═══ RECORDS FOR THE TASK

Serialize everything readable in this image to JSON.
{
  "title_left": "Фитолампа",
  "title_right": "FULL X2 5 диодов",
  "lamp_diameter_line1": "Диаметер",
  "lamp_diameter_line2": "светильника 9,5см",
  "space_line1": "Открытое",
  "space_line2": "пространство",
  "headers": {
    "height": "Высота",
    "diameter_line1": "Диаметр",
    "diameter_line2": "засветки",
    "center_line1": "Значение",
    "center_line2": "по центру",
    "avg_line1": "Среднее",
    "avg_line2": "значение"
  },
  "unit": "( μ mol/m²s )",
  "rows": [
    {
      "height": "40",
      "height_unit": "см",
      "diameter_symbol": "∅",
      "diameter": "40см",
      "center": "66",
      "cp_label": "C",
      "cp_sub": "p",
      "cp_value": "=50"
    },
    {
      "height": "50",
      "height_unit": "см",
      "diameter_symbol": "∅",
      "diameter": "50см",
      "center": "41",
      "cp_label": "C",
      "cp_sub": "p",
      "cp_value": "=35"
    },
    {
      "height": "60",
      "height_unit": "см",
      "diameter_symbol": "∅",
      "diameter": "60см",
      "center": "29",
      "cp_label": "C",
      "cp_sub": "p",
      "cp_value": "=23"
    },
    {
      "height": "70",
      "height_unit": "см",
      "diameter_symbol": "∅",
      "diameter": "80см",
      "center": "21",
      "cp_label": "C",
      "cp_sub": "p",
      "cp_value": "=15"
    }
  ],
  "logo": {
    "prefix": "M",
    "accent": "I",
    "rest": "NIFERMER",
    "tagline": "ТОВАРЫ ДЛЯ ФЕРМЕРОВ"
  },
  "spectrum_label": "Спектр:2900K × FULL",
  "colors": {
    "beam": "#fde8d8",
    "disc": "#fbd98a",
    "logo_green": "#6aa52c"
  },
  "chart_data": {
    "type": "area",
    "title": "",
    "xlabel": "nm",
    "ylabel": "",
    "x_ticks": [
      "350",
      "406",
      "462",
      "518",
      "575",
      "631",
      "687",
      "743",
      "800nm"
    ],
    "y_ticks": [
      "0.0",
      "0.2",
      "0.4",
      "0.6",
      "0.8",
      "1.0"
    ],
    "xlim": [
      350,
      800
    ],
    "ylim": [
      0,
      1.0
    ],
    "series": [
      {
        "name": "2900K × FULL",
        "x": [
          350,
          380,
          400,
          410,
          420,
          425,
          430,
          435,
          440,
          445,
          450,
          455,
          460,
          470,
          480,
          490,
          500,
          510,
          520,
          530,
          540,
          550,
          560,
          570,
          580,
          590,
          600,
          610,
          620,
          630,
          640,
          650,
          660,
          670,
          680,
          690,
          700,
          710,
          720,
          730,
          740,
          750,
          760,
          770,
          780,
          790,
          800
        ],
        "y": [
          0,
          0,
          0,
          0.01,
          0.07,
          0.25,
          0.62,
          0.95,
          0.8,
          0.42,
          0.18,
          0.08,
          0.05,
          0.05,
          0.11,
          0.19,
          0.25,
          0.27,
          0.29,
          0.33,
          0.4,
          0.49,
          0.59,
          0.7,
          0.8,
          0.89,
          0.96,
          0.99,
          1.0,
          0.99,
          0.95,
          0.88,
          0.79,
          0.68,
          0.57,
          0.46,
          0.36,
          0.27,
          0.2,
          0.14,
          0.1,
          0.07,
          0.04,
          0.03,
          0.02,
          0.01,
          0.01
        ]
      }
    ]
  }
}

══════

* _EXERCISE OBJECTIVE_: From the listing above, return each line with the word "FULL".

* _RESPONSE TO THE TASK_:
  "title_right": "FULL X2 5 диодов",
  "spectrum_label": "Спектр:2900K × FULL",
        "name": "2900K × FULL",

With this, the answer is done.